═════ PROVIDED MATERIAL ═════

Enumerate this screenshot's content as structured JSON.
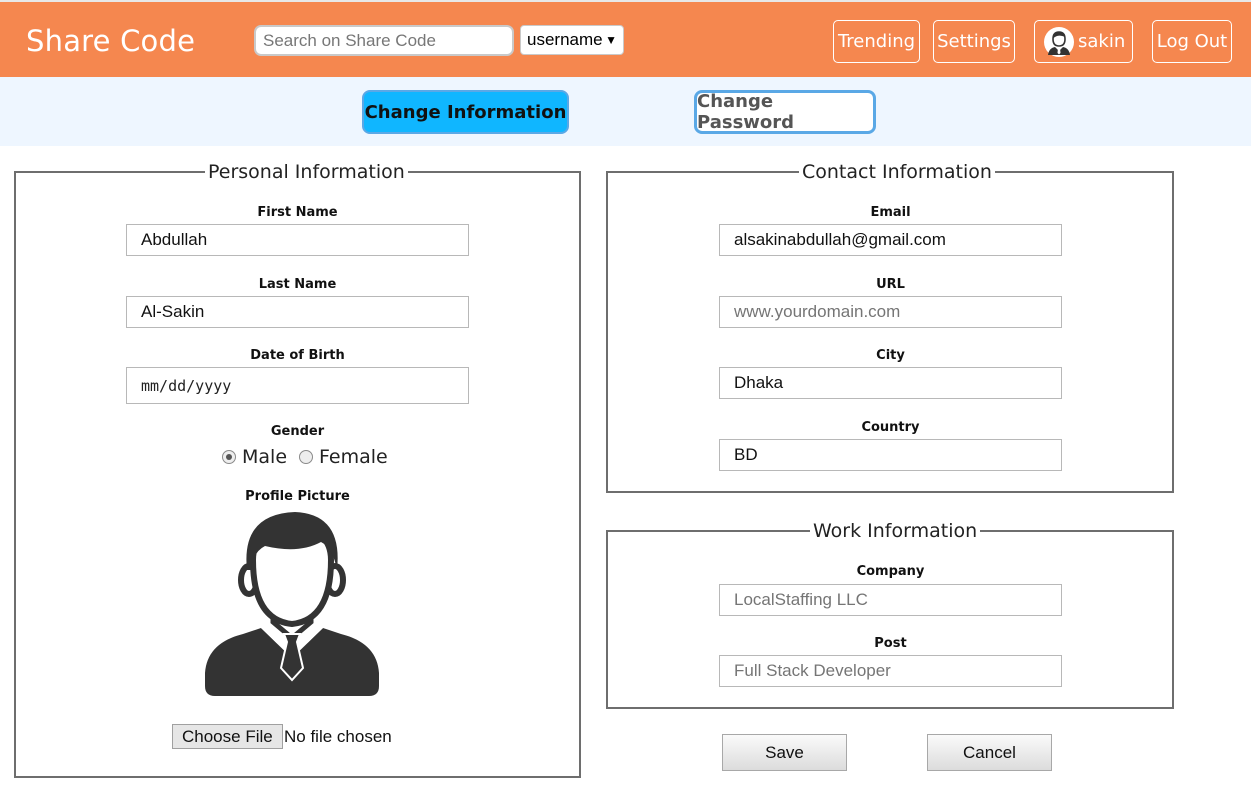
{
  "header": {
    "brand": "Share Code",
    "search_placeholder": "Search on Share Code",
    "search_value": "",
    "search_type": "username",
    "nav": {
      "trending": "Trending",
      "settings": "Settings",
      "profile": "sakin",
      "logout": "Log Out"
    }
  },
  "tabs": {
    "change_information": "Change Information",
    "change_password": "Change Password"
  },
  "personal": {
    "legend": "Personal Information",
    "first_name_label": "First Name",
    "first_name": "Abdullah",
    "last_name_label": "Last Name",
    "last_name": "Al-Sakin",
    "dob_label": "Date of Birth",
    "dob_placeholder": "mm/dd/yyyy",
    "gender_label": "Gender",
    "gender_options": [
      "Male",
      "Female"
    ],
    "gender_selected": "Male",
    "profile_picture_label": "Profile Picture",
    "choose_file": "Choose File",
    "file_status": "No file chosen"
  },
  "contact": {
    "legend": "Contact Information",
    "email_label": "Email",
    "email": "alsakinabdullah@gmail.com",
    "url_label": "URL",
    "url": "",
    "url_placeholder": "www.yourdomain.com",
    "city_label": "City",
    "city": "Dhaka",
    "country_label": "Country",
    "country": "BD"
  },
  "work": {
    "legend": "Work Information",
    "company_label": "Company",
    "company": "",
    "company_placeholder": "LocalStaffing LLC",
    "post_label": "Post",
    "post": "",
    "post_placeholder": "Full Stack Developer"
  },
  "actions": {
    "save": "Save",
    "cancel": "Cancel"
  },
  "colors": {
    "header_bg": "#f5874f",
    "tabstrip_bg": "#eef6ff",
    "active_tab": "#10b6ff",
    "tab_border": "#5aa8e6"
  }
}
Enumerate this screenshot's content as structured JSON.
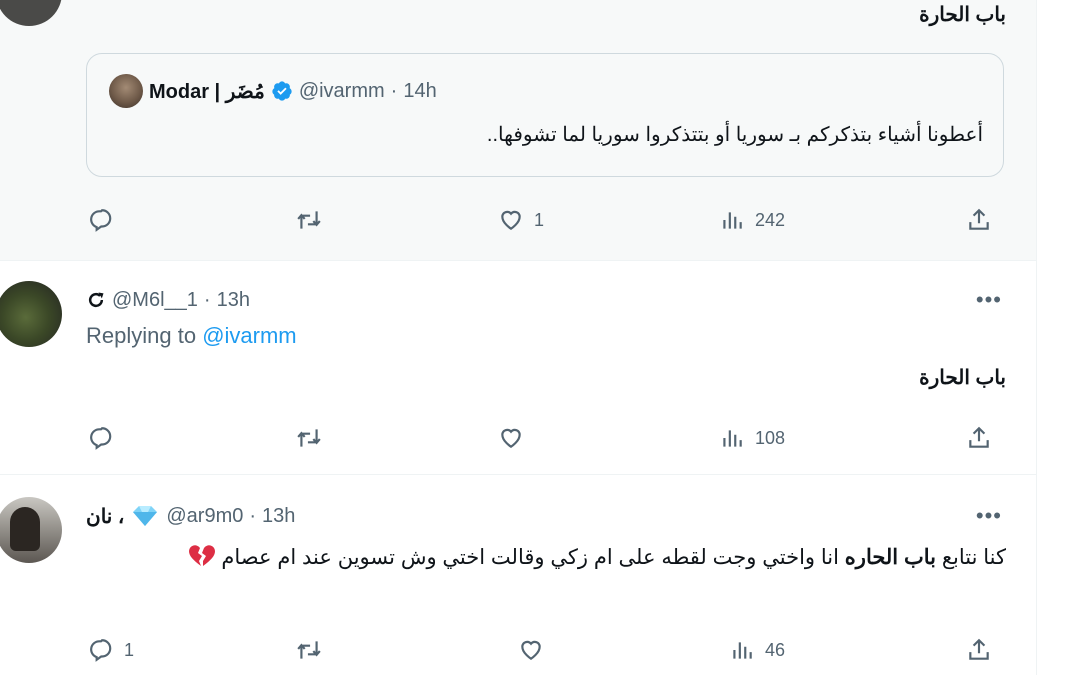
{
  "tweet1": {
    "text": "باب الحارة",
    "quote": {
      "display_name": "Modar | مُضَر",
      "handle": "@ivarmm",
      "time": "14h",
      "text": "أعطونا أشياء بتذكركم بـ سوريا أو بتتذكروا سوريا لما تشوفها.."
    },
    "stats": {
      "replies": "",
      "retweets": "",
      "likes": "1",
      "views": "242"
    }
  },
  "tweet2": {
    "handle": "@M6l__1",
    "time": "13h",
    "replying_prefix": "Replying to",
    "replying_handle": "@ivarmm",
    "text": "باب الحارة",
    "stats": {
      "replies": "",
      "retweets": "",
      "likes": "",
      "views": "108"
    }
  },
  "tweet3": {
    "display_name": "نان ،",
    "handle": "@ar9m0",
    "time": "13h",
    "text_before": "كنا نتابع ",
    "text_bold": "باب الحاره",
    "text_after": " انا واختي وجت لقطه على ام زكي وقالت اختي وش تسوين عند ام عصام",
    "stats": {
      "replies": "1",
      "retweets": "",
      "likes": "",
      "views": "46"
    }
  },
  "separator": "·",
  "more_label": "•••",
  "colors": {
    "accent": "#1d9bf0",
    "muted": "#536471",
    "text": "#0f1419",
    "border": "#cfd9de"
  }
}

═════

REQUIREMENT -> Give every record back exactly as it reads, with no images.

THE ANSWER ->
Enumerate this screenshot's content as structured JSON.
{
  "header": {
    "brand": "Share Code",
    "search_placeholder": "Search on Share Code",
    "search_value": "",
    "search_type": "username",
    "nav": {
      "trending": "Trending",
      "settings": "Settings",
      "profile": "sakin",
      "logout": "Log Out"
    }
  },
  "tabs": {
    "change_information": "Change Information",
    "change_password": "Change Password"
  },
  "personal": {
    "legend": "Personal Information",
    "first_name_label": "First Name",
    "first_name": "Abdullah",
    "last_name_label": "Last Name",
    "last_name": "Al-Sakin",
    "dob_label": "Date of Birth",
    "dob_placeholder": "mm/dd/yyyy",
    "gender_label": "Gender",
    "gender_options": [
      "Male",
      "Female"
    ],
    "gender_selected": "Male",
    "profile_picture_label": "Profile Picture",
    "choose_file": "Choose File",
    "file_status": "No file chosen"
  },
  "contact": {
    "legend": "Contact Information",
    "email_label": "Email",
    "email": "alsakinabdullah@gmail.com",
    "url_label": "URL",
    "url": "",
    "url_placeholder": "www.yourdomain.com",
    "city_label": "City",
    "city": "Dhaka",
    "country_label": "Country",
    "country": "BD"
  },
  "work": {
    "legend": "Work Information",
    "company_label": "Company",
    "company": "",
    "company_placeholder": "LocalStaffing LLC",
    "post_label": "Post",
    "post": "",
    "post_placeholder": "Full Stack Developer"
  },
  "actions": {
    "save": "Save",
    "cancel": "Cancel"
  },
  "colors": {
    "header_bg": "#f5874f",
    "tabstrip_bg": "#eef6ff",
    "active_tab": "#10b6ff",
    "tab_border": "#5aa8e6"
  }
}
Enumerate this screenshot's content as structured JSON.
{
  "tweet1": {
    "text": "باب الحارة",
    "quote": {
      "display_name": "Modar | مُضَر",
      "handle": "@ivarmm",
      "time": "14h",
      "text": "أعطونا أشياء بتذكركم بـ سوريا أو بتتذكروا سوريا لما تشوفها.."
    },
    "stats": {
      "replies": "",
      "retweets": "",
      "likes": "1",
      "views": "242"
    }
  },
  "tweet2": {
    "handle": "@M6l__1",
    "time": "13h",
    "replying_prefix": "Replying to",
    "replying_handle": "@ivarmm",
    "text": "باب الحارة",
    "stats": {
      "replies": "",
      "retweets": "",
      "likes": "",
      "views": "108"
    }
  },
  "tweet3": {
    "display_name": "نان ،",
    "handle": "@ar9m0",
    "time": "13h",
    "text_before": "كنا نتابع ",
    "text_bold": "باب الحاره",
    "text_after": " انا واختي وجت لقطه على ام زكي وقالت اختي وش تسوين عند ام عصام",
    "stats": {
      "replies": "1",
      "retweets": "",
      "likes": "",
      "views": "46"
    }
  },
  "separator": "·",
  "more_label": "•••",
  "colors": {
    "accent": "#1d9bf0",
    "muted": "#536471",
    "text": "#0f1419",
    "border": "#cfd9de"
  }
}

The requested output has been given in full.